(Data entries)
--

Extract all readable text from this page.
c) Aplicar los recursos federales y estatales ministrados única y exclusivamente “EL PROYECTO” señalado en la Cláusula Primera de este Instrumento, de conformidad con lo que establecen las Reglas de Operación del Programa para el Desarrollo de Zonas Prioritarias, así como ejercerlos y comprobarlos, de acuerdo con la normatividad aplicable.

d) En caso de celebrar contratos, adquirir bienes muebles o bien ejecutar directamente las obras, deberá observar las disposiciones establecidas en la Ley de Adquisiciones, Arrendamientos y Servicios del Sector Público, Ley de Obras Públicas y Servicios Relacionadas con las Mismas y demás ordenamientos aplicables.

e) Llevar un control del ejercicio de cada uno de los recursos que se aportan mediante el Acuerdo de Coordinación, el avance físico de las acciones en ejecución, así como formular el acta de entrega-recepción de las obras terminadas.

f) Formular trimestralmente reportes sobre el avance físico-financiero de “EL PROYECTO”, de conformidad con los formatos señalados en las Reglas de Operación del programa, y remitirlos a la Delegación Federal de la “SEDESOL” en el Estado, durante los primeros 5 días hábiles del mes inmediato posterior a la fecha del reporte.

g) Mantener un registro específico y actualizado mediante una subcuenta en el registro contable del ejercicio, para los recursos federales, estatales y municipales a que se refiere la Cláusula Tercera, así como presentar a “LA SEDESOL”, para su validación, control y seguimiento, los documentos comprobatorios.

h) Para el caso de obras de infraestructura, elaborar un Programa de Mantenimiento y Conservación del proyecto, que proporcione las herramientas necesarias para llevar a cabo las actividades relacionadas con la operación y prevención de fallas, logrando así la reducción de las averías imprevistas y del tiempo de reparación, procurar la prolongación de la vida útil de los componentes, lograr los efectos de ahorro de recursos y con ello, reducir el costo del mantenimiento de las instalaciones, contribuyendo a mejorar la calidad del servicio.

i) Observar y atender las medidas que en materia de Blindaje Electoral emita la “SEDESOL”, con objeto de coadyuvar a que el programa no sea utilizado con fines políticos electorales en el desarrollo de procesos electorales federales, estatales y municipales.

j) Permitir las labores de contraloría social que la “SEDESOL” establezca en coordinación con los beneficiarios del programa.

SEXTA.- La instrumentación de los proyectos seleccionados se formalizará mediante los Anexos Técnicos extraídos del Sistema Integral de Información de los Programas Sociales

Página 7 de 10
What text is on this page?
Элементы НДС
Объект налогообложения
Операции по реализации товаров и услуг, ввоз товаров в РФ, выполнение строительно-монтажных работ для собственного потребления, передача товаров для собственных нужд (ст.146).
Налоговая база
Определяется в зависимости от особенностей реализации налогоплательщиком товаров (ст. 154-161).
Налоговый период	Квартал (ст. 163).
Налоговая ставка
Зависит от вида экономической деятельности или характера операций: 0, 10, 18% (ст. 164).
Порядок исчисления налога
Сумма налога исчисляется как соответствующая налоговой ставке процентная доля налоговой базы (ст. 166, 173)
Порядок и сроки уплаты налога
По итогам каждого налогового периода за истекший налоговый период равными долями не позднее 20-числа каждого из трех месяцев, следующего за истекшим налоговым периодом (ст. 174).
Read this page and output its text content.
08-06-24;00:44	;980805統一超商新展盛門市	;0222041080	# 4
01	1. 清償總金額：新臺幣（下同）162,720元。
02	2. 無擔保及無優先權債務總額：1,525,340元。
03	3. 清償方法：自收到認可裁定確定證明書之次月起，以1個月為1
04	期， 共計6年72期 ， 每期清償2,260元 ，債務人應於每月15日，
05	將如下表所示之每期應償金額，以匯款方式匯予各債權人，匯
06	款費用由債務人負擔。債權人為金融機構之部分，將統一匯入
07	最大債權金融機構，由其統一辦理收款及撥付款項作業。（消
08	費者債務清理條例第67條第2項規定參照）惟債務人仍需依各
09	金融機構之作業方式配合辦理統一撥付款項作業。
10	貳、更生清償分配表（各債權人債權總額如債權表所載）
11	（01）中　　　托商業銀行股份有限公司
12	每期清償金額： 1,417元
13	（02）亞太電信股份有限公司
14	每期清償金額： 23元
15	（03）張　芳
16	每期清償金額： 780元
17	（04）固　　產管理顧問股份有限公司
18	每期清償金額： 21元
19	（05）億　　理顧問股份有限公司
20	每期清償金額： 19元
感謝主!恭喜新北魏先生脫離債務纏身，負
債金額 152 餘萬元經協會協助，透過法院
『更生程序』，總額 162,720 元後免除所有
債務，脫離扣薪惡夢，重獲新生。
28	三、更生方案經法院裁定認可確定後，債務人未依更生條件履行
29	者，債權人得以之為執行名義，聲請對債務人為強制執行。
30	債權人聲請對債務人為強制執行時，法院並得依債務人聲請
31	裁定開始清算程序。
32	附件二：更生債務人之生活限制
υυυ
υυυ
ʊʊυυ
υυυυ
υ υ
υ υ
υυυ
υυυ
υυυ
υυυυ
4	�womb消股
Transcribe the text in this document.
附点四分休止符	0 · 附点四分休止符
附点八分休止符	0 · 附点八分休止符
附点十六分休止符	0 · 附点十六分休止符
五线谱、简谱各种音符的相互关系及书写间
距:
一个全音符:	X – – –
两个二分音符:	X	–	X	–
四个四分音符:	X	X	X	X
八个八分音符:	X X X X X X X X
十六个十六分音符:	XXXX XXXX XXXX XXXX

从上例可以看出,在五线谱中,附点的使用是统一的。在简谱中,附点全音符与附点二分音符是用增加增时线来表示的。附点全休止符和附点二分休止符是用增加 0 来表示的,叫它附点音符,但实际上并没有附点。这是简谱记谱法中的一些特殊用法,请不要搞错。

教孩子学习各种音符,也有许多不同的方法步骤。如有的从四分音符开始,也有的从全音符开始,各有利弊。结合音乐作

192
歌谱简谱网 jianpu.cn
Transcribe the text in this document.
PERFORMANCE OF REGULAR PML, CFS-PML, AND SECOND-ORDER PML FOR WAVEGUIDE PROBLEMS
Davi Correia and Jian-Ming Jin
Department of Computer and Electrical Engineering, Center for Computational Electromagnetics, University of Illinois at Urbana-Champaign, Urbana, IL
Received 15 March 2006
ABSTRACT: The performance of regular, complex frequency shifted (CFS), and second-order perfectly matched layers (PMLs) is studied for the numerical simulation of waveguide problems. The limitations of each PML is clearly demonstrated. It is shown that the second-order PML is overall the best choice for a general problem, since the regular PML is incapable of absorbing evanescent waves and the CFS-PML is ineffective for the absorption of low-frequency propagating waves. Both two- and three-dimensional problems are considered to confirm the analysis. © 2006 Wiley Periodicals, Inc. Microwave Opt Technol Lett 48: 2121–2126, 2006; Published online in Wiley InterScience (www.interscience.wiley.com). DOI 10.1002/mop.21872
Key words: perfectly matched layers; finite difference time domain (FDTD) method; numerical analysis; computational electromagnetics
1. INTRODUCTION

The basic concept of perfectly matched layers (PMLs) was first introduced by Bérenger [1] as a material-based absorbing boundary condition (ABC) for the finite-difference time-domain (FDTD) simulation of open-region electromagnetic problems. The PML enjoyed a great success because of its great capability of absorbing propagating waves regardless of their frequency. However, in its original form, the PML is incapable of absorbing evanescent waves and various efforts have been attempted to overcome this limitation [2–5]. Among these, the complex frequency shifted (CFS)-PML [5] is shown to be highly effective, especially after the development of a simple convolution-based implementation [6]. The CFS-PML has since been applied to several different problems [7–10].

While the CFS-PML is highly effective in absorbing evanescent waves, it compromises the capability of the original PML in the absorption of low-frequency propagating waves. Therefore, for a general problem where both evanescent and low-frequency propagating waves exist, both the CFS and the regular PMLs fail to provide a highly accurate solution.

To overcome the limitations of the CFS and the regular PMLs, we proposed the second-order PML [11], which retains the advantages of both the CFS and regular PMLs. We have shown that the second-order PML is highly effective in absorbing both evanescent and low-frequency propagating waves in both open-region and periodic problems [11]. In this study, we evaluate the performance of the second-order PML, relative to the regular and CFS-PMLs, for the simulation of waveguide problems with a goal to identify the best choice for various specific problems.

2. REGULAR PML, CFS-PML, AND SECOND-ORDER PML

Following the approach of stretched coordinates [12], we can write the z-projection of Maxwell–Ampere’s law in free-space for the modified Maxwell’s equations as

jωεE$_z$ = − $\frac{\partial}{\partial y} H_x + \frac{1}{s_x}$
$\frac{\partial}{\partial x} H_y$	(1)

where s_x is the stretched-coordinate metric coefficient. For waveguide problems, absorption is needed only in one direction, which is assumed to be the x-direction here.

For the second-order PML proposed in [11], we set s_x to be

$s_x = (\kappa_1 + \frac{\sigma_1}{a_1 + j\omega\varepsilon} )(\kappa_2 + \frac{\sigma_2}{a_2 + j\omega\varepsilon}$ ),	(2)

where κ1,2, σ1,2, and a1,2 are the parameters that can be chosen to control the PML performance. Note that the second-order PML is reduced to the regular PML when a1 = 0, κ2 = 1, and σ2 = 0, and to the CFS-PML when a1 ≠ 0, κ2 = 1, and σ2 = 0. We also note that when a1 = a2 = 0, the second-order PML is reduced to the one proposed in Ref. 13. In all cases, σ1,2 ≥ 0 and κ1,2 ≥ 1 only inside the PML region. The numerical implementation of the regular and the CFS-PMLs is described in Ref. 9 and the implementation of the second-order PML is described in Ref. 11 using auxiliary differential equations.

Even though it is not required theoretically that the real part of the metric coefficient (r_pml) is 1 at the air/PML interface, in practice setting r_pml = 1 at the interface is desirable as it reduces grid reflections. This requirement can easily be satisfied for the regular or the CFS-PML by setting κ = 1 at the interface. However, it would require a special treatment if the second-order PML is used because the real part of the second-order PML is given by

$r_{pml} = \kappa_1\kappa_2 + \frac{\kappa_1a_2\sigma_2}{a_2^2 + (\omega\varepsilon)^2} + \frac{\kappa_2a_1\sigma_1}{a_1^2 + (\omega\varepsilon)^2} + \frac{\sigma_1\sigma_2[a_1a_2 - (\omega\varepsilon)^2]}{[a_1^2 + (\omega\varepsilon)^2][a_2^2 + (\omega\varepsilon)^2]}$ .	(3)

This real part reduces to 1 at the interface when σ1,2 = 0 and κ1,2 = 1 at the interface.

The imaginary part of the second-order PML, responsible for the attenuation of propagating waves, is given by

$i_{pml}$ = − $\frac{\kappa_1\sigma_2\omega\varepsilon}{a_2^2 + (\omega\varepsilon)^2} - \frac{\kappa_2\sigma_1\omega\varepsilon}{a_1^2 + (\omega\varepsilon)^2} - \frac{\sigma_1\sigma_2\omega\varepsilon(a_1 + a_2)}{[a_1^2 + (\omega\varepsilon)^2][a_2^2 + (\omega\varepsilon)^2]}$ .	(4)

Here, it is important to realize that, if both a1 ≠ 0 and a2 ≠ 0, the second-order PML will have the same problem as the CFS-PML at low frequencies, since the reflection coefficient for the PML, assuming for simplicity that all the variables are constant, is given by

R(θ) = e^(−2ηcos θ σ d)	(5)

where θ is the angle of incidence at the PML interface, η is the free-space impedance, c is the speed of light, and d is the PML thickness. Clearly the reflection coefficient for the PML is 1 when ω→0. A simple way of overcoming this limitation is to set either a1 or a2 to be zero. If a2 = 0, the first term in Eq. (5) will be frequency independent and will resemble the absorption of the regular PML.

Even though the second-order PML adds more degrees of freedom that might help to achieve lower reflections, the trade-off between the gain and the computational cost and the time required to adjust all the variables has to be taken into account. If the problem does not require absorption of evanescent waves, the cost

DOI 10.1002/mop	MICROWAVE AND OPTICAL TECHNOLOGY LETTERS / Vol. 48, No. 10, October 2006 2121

--

▶ _Problem_: Note every line above where the string "SEDESOL" shows up, and copy those lines.

▶ _Task solution_:
f) Formular trimestralmente reportes sobre el avance físico-financiero de “EL PROYECTO”, de conformidad con los formatos señalados en las Reglas de Operación del programa, y remitirlos a la Delegación Federal de la “SEDESOL” en el Estado, durante los primeros 5 días hábiles del mes inmediato posterior a la fecha del reporte.
g) Mantener un registro específico y actualizado mediante una subcuenta en el registro contable del ejercicio, para los recursos federales, estatales y municipales a que se refiere la Cláusula Tercera, así como presentar a “LA SEDESOL”, para su validación, control y seguimiento, los documentos comprobatorios.
i) Observar y atender las medidas que en materia de Blindaje Electoral emita la “SEDESOL”, con objeto de coadyuvar a que el programa no sea utilizado con fines políticos electorales en el desarrollo de procesos electorales federales, estatales y municipales.
j) Permitir las labores de contraloría social que la “SEDESOL” establezca en coordinación con los beneficiarios del programa.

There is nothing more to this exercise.